What is needed:
Set down each record exactly as written.

# start of Given information

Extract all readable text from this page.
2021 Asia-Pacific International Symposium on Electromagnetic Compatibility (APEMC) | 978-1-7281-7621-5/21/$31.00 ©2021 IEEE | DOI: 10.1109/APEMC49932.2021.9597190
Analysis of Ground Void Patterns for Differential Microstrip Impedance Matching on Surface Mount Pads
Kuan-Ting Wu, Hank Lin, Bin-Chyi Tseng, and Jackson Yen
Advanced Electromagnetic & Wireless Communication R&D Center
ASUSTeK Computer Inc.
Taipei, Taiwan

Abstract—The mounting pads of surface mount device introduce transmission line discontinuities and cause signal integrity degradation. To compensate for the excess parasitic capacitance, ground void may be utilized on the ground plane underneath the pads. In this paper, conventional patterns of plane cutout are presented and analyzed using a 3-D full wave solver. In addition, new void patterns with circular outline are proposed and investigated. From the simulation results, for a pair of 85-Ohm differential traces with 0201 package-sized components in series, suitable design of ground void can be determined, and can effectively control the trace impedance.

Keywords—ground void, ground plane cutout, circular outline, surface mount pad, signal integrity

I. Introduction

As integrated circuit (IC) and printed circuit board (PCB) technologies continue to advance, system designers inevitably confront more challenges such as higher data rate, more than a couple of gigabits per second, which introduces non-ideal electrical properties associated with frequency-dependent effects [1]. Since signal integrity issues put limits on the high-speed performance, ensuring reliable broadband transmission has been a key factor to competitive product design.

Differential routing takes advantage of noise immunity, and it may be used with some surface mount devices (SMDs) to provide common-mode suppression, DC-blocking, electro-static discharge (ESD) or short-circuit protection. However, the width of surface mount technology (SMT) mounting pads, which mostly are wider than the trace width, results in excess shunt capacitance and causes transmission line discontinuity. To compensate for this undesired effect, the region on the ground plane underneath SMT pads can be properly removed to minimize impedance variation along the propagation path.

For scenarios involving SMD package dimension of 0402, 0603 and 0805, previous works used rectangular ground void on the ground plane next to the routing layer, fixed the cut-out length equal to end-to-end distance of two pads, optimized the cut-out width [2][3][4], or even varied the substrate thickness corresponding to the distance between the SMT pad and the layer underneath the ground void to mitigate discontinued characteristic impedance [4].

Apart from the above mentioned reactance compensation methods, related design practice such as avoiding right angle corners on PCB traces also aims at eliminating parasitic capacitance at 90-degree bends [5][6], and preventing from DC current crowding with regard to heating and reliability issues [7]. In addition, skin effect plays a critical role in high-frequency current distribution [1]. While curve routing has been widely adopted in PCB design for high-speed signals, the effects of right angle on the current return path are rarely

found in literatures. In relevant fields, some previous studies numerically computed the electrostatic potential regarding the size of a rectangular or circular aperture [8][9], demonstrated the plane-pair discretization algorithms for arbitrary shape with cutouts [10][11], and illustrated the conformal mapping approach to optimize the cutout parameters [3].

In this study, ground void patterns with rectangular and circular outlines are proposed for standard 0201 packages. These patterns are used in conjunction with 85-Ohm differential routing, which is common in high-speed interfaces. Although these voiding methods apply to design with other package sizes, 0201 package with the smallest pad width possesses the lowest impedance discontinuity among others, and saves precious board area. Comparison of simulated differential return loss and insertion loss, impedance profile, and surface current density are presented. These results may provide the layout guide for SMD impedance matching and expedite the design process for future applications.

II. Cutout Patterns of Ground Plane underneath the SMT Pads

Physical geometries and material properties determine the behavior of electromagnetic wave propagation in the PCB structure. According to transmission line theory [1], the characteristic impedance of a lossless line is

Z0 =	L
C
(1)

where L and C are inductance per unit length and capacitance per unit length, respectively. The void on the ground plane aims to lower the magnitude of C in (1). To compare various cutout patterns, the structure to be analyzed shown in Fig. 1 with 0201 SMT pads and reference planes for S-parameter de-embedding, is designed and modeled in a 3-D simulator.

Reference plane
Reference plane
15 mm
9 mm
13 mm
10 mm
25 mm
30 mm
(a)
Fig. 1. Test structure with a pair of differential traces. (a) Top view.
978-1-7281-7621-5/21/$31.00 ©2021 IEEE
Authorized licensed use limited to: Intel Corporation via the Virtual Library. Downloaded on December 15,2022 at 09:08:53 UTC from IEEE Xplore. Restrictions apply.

# end of Given information

Exercise response:
Extract all readable text from this page.
2021 Asia-Pacific International Symposium on Electromagnetic Compatibility (APEMC) | 978-1-7281-7621-5/21/$31.00 ©2021 IEEE | DOI: 10.1109/APEMC49932.2021.9597190
Analysis of Ground Void Patterns for Differential Microstrip Impedance Matching on Surface Mount Pads
Kuan-Ting Wu, Hank Lin, Bin-Chyi Tseng, and Jackson Yen
Advanced Electromagnetic & Wireless Communication R&D Center
ASUSTeK Computer Inc.
Taipei, Taiwan

Abstract—The mounting pads of surface mount device introduce transmission line discontinuities and cause signal integrity degradation. To compensate for the excess parasitic capacitance, ground void may be utilized on the ground plane underneath the pads. In this paper, conventional patterns of plane cutout are presented and analyzed using a 3-D full wave solver. In addition, new void patterns with circular outline are proposed and investigated. From the simulation results, for a pair of 85-Ohm differential traces with 0201 package-sized components in series, suitable design of ground void can be determined, and can effectively control the trace impedance.

Keywords—ground void, ground plane cutout, circular outline, surface mount pad, signal integrity

I. Introduction

As integrated circuit (IC) and printed circuit board (PCB) technologies continue to advance, system designers inevitably confront more challenges such as higher data rate, more than a couple of gigabits per second, which introduces non-ideal electrical properties associated with frequency-dependent effects [1]. Since signal integrity issues put limits on the high-speed performance, ensuring reliable broadband transmission has been a key factor to competitive product design.

Differential routing takes advantage of noise immunity, and it may be used with some surface mount devices (SMDs) to provide common-mode suppression, DC-blocking, electro-static discharge (ESD) or short-circuit protection. However, the width of surface mount technology (SMT) mounting pads, which mostly are wider than the trace width, results in excess shunt capacitance and causes transmission line discontinuity. To compensate for this undesired effect, the region on the ground plane underneath SMT pads can be properly removed to minimize impedance variation along the propagation path.

For scenarios involving SMD package dimension of 0402, 0603 and 0805, previous works used rectangular ground void on the ground plane next to the routing layer, fixed the cut-out length equal to end-to-end distance of two pads, optimized the cut-out width [2][3][4], or even varied the substrate thickness corresponding to the distance between the SMT pad and the layer underneath the ground void to mitigate discontinued characteristic impedance [4].

Apart from the above mentioned reactance compensation methods, related design practice such as avoiding right angle corners on PCB traces also aims at eliminating parasitic capacitance at 90-degree bends [5][6], and preventing from DC current crowding with regard to heating and reliability issues [7]. In addition, skin effect plays a critical role in high-frequency current distribution [1]. While curve routing has been widely adopted in PCB design for high-speed signals, the effects of right angle on the current return path are rarely

found in literatures. In relevant fields, some previous studies numerically computed the electrostatic potential regarding the size of a rectangular or circular aperture [8][9], demonstrated the plane-pair discretization algorithms for arbitrary shape with cutouts [10][11], and illustrated the conformal mapping approach to optimize the cutout parameters [3].

In this study, ground void patterns with rectangular and circular outlines are proposed for standard 0201 packages. These patterns are used in conjunction with 85-Ohm differential routing, which is common in high-speed interfaces. Although these voiding methods apply to design with other package sizes, 0201 package with the smallest pad width possesses the lowest impedance discontinuity among others, and saves precious board area. Comparison of simulated differential return loss and insertion loss, impedance profile, and surface current density are presented. These results may provide the layout guide for SMD impedance matching and expedite the design process for future applications.

II. Cutout Patterns of Ground Plane underneath the SMT Pads

Physical geometries and material properties determine the behavior of electromagnetic wave propagation in the PCB structure. According to transmission line theory [1], the characteristic impedance of a lossless line is

Z0 =	L
C
(1)

where L and C are inductance per unit length and capacitance per unit length, respectively. The void on the ground plane aims to lower the magnitude of C in (1). To compare various cutout patterns, the structure to be analyzed shown in Fig. 1 with 0201 SMT pads and reference planes for S-parameter de-embedding, is designed and modeled in a 3-D simulator.

Reference plane
Reference plane
15 mm
9 mm
13 mm
10 mm
25 mm
30 mm
(a)
Fig. 1. Test structure with a pair of differential traces. (a) Top view.
978-1-7281-7621-5/21/$31.00 ©2021 IEEE
Authorized licensed use limited to: Intel Corporation via the Virtual Library. Downloaded on December 15,2022 at 09:08:53 UTC from IEEE Xplore. Restrictions apply.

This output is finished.